_Task instructions_: Output every entry exactly as written.

────

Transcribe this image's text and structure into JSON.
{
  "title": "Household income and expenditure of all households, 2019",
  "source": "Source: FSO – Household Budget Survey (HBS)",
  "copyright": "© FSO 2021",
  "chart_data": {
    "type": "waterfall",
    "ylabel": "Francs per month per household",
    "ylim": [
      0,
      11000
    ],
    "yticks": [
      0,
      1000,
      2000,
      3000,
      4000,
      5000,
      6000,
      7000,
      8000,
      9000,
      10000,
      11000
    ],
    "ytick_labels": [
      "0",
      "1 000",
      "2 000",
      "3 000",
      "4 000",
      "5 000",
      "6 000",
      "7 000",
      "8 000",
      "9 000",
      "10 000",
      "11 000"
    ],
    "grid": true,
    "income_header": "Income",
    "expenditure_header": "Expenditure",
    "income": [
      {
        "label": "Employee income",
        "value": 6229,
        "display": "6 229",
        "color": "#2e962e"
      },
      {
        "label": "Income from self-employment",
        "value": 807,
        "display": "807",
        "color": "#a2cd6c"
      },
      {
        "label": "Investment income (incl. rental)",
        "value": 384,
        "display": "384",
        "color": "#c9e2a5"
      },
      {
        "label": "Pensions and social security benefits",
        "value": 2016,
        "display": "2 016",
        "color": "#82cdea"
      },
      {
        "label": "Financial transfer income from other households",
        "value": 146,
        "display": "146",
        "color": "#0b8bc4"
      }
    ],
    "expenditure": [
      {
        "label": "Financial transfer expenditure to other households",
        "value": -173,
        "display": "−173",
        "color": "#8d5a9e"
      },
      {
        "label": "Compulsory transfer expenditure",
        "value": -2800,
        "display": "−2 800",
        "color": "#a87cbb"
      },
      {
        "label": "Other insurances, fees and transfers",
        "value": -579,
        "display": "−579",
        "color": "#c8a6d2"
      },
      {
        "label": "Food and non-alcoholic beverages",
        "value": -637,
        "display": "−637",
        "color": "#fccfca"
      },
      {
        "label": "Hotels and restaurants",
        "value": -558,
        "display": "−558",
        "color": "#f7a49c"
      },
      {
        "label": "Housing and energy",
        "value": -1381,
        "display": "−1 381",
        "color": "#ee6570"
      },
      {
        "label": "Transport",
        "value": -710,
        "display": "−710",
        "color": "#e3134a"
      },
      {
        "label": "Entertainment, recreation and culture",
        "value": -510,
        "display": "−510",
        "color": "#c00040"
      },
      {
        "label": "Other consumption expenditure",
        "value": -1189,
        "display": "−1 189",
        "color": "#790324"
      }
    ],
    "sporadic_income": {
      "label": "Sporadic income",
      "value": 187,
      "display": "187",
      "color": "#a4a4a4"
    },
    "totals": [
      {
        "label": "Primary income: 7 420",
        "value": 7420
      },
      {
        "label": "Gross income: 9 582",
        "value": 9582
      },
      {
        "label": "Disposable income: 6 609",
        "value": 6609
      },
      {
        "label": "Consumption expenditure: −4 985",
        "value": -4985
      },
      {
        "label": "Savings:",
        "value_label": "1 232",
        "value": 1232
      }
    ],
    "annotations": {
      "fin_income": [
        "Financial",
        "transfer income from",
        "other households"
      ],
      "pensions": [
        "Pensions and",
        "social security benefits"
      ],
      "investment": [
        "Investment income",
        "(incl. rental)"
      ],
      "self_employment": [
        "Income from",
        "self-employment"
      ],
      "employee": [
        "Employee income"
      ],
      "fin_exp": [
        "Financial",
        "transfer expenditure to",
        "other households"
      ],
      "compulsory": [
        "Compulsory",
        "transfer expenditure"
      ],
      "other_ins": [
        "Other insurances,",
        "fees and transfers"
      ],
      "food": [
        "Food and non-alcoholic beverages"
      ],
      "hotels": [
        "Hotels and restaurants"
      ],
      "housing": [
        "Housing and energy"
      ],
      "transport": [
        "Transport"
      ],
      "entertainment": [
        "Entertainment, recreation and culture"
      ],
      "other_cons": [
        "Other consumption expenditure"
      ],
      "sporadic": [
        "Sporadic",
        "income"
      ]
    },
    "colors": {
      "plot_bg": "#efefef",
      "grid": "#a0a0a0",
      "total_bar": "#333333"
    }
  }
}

────

_Response to this task_:
Transcribe this image's text and structure into JSON.
{
  "title": "Household income and expenditure of all households, 2019",
  "source": "Source: FSO – Household Budget Survey (HBS)",
  "copyright": "© FSO 2021",
  "chart_data": {
    "type": "waterfall",
    "ylabel": "Francs per month per household",
    "ylim": [
      0,
      11000
    ],
    "yticks": [
      0,
      1000,
      2000,
      3000,
      4000,
      5000,
      6000,
      7000,
      8000,
      9000,
      10000,
      11000
    ],
    "ytick_labels": [
      "0",
      "1 000",
      "2 000",
      "3 000",
      "4 000",
      "5 000",
      "6 000",
      "7 000",
      "8 000",
      "9 000",
      "10 000",
      "11 000"
    ],
    "grid": true,
    "income_header": "Income",
    "expenditure_header": "Expenditure",
    "income": [
      {
        "label": "Employee income",
        "value": 6229,
        "display": "6 229",
        "color": "#2e962e"
      },
      {
        "label": "Income from self-employment",
        "value": 807,
        "display": "807",
        "color": "#a2cd6c"
      },
      {
        "label": "Investment income (incl. rental)",
        "value": 384,
        "display": "384",
        "color": "#c9e2a5"
      },
      {
        "label": "Pensions and social security benefits",
        "value": 2016,
        "display": "2 016",
        "color": "#82cdea"
      },
      {
        "label": "Financial transfer income from other households",
        "value": 146,
        "display": "146",
        "color": "#0b8bc4"
      }
    ],
    "expenditure": [
      {
        "label": "Financial transfer expenditure to other households",
        "value": -173,
        "display": "−173",
        "color": "#8d5a9e"
      },
      {
        "label": "Compulsory transfer expenditure",
        "value": -2800,
        "display": "−2 800",
        "color": "#a87cbb"
      },
      {
        "label": "Other insurances, fees and transfers",
        "value": -579,
        "display": "−579",
        "color": "#c8a6d2"
      },
      {
        "label": "Food and non-alcoholic beverages",
        "value": -637,
        "display": "−637",
        "color": "#fccfca"
      },
      {
        "label": "Hotels and restaurants",
        "value": -558,
        "display": "−558",
        "color": "#f7a49c"
      },
      {
        "label": "Housing and energy",
        "value": -1381,
        "display": "−1 381",
        "color": "#ee6570"
      },
      {
        "label": "Transport",
        "value": -710,
        "display": "−710",
        "color": "#e3134a"
      },
      {
        "label": "Entertainment, recreation and culture",
        "value": -510,
        "display": "−510",
        "color": "#c00040"
      },
      {
        "label": "Other consumption expenditure",
        "value": -1189,
        "display": "−1 189",
        "color": "#790324"
      }
    ],
    "sporadic_income": {
      "label": "Sporadic income",
      "value": 187,
      "display": "187",
      "color": "#a4a4a4"
    },
    "totals": [
      {
        "label": "Primary income: 7 420",
        "value": 7420
      },
      {
        "label": "Gross income: 9 582",
        "value": 9582
      },
      {
        "label": "Disposable income: 6 609",
        "value": 6609
      },
      {
        "label": "Consumption expenditure: −4 985",
        "value": -4985
      },
      {
        "label": "Savings:",
        "value_label": "1 232",
        "value": 1232
      }
    ],
    "annotations": {
      "fin_income": [
        "Financial",
        "transfer income from",
        "other households"
      ],
      "pensions": [
        "Pensions and",
        "social security benefits"
      ],
      "investment": [
        "Investment income",
        "(incl. rental)"
      ],
      "self_employment": [
        "Income from",
        "self-employment"
      ],
      "employee": [
        "Employee income"
      ],
      "fin_exp": [
        "Financial",
        "transfer expenditure to",
        "other households"
      ],
      "compulsory": [
        "Compulsory",
        "transfer expenditure"
      ],
      "other_ins": [
        "Other insurances,",
        "fees and transfers"
      ],
      "food": [
        "Food and non-alcoholic beverages"
      ],
      "hotels": [
        "Hotels and restaurants"
      ],
      "housing": [
        "Housing and energy"
      ],
      "transport": [
        "Transport"
      ],
      "entertainment": [
        "Entertainment, recreation and culture"
      ],
      "other_cons": [
        "Other consumption expenditure"
      ],
      "sporadic": [
        "Sporadic",
        "income"
      ]
    },
    "colors": {
      "plot_bg": "#efefef",
      "grid": "#a0a0a0",
      "total_bar": "#333333"
    }
  }
}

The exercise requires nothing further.